*Problem statement:* Read the lines below. Copy out any that hold the string "output".

*Data rows:*

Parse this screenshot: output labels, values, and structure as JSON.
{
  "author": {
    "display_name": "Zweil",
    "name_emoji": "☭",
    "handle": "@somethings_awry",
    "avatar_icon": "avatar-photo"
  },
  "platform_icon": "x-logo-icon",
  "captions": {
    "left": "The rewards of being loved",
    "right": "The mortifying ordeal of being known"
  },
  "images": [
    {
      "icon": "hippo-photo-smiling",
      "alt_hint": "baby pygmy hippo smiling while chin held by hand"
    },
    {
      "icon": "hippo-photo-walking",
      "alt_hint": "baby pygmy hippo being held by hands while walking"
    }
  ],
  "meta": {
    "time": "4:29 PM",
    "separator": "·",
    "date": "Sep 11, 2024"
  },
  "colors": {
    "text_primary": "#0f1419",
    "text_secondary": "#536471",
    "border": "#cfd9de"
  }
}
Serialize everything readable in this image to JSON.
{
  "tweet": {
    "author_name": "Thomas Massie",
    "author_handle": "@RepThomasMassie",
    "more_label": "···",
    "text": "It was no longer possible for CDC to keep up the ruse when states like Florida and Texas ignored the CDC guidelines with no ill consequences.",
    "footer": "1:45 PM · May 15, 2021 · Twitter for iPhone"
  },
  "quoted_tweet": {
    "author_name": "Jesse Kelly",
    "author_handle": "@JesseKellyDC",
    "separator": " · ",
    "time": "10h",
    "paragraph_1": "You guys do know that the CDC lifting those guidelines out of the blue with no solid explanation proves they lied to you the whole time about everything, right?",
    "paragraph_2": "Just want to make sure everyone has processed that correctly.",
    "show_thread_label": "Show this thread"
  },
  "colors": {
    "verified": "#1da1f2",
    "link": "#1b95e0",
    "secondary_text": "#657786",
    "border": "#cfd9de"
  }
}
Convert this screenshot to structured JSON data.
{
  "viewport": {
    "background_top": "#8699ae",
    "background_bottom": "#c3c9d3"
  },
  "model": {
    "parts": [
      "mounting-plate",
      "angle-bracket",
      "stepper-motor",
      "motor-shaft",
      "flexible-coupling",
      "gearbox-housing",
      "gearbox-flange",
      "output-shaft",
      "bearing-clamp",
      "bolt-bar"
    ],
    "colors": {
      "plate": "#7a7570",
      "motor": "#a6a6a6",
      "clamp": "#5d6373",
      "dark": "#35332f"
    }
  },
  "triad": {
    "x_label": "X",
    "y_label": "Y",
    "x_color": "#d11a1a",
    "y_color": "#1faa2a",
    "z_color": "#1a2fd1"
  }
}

*Written response:*
Parse this screenshot: output labels, values, and structure as JSON.
      "output-shaft",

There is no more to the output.